Stored data
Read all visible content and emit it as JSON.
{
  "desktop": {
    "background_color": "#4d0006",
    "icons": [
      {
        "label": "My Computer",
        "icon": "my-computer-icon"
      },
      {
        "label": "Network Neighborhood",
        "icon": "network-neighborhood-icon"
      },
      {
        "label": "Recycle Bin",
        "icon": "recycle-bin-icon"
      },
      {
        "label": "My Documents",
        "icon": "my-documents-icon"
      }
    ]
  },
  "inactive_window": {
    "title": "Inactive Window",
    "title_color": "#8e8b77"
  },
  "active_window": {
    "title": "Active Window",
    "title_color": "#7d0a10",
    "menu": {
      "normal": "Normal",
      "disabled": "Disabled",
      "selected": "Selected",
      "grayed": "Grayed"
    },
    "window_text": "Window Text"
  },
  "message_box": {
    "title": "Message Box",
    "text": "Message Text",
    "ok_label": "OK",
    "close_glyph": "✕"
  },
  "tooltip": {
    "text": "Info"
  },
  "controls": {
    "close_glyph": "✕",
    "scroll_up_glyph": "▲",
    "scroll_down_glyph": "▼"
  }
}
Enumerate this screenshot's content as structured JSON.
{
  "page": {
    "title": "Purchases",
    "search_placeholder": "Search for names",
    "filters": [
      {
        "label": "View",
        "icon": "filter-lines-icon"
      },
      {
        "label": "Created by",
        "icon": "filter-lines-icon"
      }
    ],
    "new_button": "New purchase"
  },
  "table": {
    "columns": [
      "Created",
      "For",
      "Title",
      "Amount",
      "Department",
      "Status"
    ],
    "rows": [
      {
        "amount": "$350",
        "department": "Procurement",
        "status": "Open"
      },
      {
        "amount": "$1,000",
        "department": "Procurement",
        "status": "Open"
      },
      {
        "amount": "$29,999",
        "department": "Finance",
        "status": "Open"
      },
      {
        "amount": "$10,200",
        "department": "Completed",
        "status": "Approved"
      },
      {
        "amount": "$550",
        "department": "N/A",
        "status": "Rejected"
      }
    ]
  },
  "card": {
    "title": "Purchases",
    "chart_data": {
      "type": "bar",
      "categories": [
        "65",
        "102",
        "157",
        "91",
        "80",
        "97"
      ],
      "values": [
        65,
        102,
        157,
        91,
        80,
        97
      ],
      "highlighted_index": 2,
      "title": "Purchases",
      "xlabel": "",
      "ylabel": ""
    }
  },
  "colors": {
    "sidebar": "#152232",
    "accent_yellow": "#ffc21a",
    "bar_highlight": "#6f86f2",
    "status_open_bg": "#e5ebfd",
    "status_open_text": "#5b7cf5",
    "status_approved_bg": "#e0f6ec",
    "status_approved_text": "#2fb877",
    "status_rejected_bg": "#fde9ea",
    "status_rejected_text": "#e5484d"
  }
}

Exercise goal
Collect from the data above every line that includes "content".

Solution
Read all visible content and emit it as JSON.
Enumerate this screenshot's content as structured JSON.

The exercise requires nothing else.